Instructions for the task
Transcribe the whole listing below without changing a word, but leave out every image.

━━━ Task data ━━━

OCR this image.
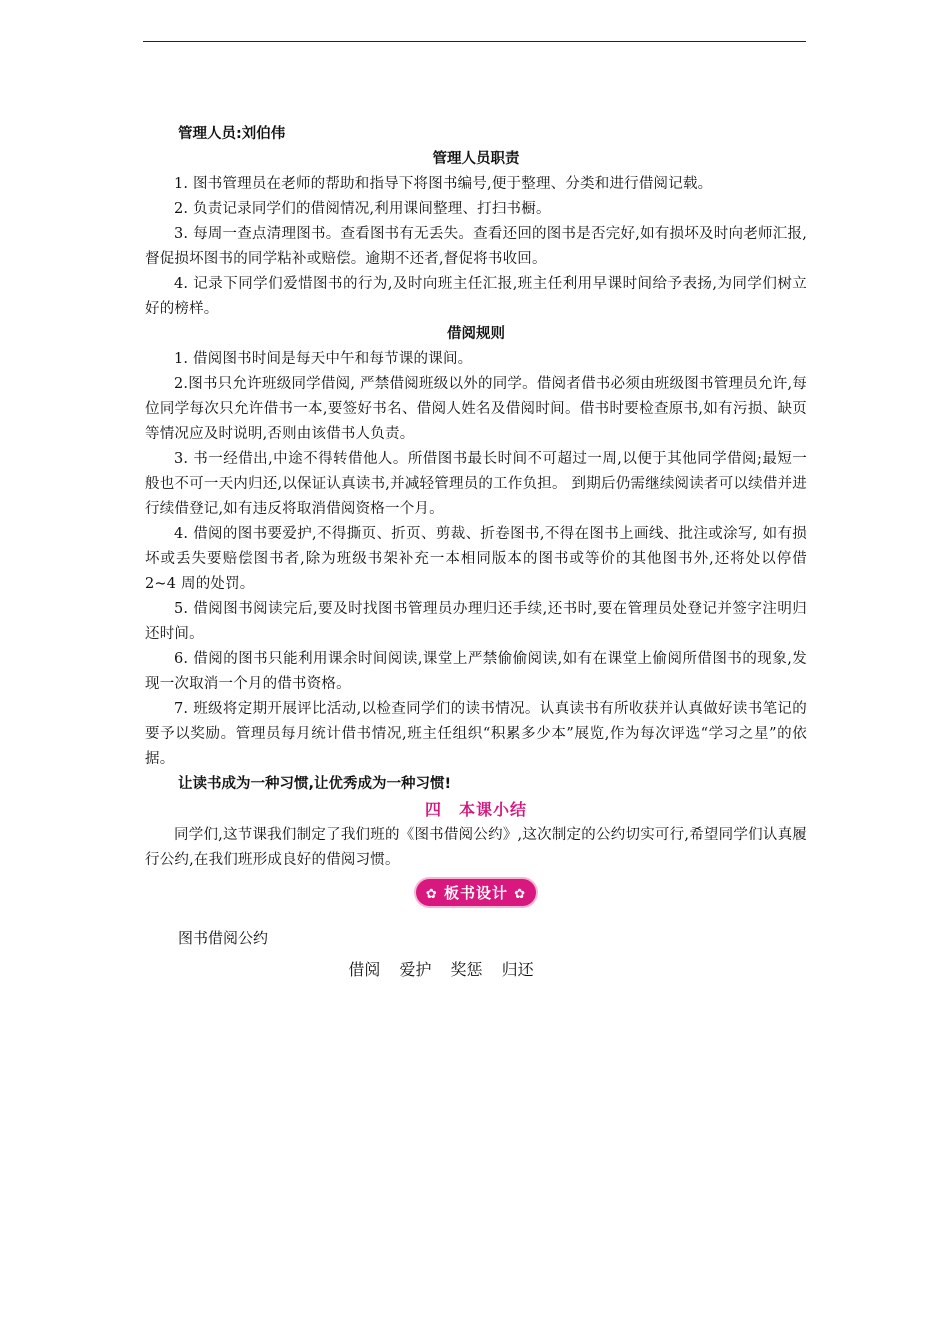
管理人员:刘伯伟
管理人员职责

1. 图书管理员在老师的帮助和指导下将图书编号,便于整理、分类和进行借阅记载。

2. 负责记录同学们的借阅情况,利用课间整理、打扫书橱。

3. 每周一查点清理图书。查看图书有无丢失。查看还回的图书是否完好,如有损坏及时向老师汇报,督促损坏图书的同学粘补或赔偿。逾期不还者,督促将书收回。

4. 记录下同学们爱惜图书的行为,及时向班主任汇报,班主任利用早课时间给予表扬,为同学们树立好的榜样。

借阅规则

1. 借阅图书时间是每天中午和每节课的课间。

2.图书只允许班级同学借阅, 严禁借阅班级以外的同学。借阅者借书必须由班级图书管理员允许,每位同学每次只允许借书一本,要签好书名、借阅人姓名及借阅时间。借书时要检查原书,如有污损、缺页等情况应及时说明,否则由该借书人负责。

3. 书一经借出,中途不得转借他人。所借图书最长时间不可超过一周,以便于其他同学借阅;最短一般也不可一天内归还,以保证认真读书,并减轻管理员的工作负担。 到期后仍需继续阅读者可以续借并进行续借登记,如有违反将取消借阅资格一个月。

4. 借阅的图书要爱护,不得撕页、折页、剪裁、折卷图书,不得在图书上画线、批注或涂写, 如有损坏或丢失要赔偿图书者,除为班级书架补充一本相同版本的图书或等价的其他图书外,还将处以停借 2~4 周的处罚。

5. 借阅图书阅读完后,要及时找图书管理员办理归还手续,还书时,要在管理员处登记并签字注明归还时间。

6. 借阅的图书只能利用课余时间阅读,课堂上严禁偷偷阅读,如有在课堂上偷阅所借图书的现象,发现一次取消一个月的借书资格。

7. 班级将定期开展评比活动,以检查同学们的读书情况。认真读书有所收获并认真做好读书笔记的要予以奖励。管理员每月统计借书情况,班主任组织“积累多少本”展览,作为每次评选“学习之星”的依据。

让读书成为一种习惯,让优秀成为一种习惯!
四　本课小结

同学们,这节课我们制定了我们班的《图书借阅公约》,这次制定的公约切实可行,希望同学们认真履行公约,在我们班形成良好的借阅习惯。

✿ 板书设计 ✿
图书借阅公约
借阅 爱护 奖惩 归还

━━━

Output for this task
OCR this image.
管理人员:刘伯伟
管理人员职责

1. 图书管理员在老师的帮助和指导下将图书编号,便于整理、分类和进行借阅记载。

2. 负责记录同学们的借阅情况,利用课间整理、打扫书橱。

3. 每周一查点清理图书。查看图书有无丢失。查看还回的图书是否完好,如有损坏及时向老师汇报,督促损坏图书的同学粘补或赔偿。逾期不还者,督促将书收回。

4. 记录下同学们爱惜图书的行为,及时向班主任汇报,班主任利用早课时间给予表扬,为同学们树立好的榜样。

借阅规则

1. 借阅图书时间是每天中午和每节课的课间。

2.图书只允许班级同学借阅, 严禁借阅班级以外的同学。借阅者借书必须由班级图书管理员允许,每位同学每次只允许借书一本,要签好书名、借阅人姓名及借阅时间。借书时要检查原书,如有污损、缺页等情况应及时说明,否则由该借书人负责。

3. 书一经借出,中途不得转借他人。所借图书最长时间不可超过一周,以便于其他同学借阅;最短一般也不可一天内归还,以保证认真读书,并减轻管理员的工作负担。 到期后仍需继续阅读者可以续借并进行续借登记,如有违反将取消借阅资格一个月。

4. 借阅的图书要爱护,不得撕页、折页、剪裁、折卷图书,不得在图书上画线、批注或涂写, 如有损坏或丢失要赔偿图书者,除为班级书架补充一本相同版本的图书或等价的其他图书外,还将处以停借 2~4 周的处罚。

5. 借阅图书阅读完后,要及时找图书管理员办理归还手续,还书时,要在管理员处登记并签字注明归还时间。

6. 借阅的图书只能利用课余时间阅读,课堂上严禁偷偷阅读,如有在课堂上偷阅所借图书的现象,发现一次取消一个月的借书资格。

7. 班级将定期开展评比活动,以检查同学们的读书情况。认真读书有所收获并认真做好读书笔记的要予以奖励。管理员每月统计借书情况,班主任组织“积累多少本”展览,作为每次评选“学习之星”的依据。

让读书成为一种习惯,让优秀成为一种习惯!
四　本课小结

同学们,这节课我们制定了我们班的《图书借阅公约》,这次制定的公约切实可行,希望同学们认真履行公约,在我们班形成良好的借阅习惯。

✿ 板书设计 ✿
图书借阅公约
借阅 爱护 奖惩 归还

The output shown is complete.